#### TASK PROMPT
Identify every line in the listing that contains the string "move", with case taken into account. Copy each of those lines.

Stored dataset items:
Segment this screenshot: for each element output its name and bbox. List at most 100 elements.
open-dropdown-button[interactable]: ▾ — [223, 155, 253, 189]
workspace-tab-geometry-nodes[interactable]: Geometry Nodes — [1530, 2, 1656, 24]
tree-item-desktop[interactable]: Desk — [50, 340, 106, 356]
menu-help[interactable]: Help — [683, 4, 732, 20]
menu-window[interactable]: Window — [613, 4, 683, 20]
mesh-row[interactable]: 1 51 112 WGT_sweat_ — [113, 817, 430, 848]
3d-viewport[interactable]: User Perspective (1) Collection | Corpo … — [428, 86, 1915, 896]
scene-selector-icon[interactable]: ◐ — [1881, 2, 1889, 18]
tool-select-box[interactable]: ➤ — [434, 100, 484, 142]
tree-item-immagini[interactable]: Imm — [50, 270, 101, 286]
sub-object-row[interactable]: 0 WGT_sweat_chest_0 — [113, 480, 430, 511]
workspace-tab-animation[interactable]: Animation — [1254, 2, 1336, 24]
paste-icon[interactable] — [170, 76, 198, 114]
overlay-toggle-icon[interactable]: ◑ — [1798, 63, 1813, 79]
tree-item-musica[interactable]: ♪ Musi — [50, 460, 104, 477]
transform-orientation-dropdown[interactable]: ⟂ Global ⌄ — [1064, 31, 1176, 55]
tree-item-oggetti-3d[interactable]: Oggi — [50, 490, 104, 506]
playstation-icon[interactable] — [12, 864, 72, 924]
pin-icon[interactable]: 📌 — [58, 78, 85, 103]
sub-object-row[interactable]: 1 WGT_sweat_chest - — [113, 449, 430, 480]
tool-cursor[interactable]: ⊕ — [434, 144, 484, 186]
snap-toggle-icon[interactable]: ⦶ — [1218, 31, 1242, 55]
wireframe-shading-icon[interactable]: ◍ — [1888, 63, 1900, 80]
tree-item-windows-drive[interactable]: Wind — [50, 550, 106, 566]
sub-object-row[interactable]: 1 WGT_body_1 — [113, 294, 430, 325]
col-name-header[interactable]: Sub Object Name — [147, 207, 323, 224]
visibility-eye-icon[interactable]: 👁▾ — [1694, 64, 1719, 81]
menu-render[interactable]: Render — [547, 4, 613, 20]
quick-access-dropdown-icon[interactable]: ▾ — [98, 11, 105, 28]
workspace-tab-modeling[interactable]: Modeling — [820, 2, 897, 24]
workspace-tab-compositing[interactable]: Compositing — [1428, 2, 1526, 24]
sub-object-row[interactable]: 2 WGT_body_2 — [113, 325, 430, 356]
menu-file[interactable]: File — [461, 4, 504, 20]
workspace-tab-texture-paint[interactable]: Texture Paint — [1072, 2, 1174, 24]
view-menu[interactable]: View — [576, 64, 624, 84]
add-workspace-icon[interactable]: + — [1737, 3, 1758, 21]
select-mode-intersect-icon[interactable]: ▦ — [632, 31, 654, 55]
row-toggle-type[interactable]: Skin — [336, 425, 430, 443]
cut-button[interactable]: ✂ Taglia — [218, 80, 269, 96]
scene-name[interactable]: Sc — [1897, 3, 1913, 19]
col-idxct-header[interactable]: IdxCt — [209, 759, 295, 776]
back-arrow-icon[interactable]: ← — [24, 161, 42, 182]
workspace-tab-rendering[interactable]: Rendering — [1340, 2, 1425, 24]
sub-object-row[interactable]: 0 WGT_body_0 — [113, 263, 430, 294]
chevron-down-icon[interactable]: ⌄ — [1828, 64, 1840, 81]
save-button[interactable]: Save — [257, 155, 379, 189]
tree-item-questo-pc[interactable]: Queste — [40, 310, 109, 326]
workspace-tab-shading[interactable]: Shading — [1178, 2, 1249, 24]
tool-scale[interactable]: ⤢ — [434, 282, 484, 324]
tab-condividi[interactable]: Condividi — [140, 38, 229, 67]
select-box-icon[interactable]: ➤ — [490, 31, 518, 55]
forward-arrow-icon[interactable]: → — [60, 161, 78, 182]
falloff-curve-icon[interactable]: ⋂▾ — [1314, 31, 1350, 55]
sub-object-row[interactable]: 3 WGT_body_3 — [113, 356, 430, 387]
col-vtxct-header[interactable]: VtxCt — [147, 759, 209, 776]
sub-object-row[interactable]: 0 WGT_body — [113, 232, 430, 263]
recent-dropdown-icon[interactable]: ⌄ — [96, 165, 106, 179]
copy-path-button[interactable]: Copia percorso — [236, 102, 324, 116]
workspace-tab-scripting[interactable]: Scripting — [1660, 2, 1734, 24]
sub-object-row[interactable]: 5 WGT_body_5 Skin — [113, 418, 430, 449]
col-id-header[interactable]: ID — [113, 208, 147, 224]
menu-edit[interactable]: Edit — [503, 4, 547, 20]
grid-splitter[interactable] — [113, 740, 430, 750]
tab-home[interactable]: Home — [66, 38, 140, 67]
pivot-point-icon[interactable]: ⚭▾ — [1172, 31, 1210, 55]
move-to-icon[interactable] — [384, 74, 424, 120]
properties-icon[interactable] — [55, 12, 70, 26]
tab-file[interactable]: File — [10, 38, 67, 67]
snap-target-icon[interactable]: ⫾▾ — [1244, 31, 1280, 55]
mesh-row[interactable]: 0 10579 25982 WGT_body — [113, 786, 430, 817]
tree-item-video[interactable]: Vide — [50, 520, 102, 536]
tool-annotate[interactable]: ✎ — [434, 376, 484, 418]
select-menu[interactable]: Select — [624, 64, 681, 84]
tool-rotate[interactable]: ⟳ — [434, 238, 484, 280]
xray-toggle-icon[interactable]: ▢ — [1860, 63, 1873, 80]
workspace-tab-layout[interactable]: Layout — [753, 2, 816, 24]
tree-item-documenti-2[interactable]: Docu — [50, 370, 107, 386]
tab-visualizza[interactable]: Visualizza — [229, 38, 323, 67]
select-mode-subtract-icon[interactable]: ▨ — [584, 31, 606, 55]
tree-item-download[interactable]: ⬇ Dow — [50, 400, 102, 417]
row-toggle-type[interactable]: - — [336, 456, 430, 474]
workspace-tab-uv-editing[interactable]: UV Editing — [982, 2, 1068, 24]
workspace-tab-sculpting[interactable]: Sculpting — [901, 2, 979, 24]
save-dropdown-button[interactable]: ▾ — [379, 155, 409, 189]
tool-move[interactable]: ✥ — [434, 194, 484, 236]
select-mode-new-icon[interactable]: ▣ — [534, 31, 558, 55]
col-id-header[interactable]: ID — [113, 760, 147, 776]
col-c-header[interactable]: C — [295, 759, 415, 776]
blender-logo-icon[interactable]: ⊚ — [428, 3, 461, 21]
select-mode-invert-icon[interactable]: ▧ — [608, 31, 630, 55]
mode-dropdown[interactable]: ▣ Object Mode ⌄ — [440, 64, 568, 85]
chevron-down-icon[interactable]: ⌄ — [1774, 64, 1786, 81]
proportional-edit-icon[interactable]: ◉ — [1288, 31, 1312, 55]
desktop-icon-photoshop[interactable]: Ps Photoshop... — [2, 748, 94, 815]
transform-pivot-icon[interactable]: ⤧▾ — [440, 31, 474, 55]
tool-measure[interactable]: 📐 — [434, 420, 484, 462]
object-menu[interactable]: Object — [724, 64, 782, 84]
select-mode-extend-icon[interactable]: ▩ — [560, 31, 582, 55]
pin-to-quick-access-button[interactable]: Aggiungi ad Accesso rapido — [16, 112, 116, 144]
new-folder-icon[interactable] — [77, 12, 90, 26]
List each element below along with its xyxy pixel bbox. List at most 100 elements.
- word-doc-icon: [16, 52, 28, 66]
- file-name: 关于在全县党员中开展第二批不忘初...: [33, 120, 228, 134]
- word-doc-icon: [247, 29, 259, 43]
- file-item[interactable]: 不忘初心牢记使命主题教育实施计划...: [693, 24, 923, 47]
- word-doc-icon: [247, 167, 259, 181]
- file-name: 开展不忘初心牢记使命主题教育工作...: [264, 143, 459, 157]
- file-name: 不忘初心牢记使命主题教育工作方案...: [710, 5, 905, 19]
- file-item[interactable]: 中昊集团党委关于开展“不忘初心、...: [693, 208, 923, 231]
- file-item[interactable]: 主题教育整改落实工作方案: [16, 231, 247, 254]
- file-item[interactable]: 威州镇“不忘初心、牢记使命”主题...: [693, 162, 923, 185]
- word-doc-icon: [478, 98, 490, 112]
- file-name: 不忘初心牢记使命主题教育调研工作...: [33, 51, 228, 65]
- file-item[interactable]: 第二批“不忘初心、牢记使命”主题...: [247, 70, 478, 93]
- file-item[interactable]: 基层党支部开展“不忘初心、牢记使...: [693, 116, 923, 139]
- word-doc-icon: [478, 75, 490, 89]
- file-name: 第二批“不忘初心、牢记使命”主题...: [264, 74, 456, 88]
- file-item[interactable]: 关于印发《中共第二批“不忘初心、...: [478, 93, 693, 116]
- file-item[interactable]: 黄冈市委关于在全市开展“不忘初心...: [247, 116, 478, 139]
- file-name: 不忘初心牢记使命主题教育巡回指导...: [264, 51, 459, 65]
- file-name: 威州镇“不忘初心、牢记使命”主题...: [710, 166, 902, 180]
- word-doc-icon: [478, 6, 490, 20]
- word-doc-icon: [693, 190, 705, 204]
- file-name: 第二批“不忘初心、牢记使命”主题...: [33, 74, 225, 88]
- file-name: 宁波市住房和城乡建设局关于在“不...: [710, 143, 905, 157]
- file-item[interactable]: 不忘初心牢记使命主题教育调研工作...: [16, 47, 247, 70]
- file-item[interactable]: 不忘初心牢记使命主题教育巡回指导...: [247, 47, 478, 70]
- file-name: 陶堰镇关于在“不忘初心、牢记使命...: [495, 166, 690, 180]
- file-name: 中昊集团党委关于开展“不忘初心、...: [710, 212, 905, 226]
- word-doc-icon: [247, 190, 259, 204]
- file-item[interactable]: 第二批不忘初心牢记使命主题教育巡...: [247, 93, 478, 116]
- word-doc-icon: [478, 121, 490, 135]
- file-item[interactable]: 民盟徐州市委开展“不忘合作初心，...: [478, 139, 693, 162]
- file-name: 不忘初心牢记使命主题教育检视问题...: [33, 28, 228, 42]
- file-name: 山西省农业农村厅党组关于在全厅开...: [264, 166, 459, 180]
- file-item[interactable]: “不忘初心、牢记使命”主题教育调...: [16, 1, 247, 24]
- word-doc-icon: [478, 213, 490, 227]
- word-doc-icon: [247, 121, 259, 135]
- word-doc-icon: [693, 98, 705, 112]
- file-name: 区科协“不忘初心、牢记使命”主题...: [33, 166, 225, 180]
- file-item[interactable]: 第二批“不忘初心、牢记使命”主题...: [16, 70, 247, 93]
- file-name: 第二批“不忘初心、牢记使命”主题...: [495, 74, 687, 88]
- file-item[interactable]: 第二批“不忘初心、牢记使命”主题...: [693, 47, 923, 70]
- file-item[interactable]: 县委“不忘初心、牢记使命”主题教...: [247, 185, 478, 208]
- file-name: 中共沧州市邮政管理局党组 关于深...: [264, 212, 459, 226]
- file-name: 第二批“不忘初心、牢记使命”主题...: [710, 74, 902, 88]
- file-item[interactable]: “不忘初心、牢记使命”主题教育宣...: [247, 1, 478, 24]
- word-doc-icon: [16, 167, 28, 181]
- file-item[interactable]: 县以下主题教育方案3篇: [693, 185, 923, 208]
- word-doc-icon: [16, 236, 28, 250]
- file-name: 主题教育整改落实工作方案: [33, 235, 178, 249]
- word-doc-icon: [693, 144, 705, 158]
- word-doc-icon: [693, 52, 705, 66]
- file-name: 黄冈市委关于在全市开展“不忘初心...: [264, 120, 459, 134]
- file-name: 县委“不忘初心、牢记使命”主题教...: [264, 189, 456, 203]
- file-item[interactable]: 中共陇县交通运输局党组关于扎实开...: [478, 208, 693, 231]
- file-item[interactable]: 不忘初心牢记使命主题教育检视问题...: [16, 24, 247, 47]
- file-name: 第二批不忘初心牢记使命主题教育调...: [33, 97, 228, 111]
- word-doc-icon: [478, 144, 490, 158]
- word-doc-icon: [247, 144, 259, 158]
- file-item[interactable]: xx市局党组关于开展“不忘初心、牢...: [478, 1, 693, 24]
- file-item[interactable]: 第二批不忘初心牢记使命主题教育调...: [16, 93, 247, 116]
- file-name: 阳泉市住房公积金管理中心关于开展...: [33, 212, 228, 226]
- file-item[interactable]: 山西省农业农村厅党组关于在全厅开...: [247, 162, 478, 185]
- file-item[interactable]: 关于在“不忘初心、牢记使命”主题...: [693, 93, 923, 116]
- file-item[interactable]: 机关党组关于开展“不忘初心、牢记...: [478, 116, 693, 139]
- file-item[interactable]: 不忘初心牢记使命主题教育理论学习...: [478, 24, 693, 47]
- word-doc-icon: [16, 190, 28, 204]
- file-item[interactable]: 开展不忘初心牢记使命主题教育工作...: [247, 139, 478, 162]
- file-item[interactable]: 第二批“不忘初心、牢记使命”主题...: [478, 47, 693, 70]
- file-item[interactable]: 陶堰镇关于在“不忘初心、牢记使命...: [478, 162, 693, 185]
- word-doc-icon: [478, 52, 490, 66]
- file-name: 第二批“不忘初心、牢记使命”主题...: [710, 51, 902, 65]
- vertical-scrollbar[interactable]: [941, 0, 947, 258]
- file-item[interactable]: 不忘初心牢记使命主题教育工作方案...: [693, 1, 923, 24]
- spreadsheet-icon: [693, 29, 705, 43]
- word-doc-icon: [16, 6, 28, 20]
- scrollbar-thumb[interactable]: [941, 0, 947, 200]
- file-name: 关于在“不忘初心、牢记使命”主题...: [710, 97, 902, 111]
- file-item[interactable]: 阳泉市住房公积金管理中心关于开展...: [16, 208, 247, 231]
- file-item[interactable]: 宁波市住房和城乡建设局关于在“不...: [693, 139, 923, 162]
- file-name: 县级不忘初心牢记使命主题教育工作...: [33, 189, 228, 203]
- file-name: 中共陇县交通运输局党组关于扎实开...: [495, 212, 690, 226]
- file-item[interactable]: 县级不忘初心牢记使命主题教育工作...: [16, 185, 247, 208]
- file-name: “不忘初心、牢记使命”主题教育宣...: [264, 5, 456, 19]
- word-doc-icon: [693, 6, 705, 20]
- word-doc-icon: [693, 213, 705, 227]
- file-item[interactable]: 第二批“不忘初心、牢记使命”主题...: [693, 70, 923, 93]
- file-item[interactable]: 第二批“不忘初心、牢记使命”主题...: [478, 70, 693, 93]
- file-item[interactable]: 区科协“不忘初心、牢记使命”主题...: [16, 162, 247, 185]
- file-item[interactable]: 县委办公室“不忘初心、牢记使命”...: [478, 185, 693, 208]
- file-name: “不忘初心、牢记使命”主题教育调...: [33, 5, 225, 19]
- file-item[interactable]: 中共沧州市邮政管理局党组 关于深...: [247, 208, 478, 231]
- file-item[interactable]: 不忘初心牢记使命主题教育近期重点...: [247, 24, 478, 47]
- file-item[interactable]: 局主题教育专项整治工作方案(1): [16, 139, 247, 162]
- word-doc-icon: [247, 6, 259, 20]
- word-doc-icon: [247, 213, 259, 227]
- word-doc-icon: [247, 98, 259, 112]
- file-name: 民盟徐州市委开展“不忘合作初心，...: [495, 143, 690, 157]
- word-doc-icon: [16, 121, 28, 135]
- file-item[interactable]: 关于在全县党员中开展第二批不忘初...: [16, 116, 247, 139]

#### PROBLEM SOLUTION
move-to-icon[interactable] — [384, 74, 424, 120]
tool-move[interactable]: ✥ — [434, 194, 484, 236]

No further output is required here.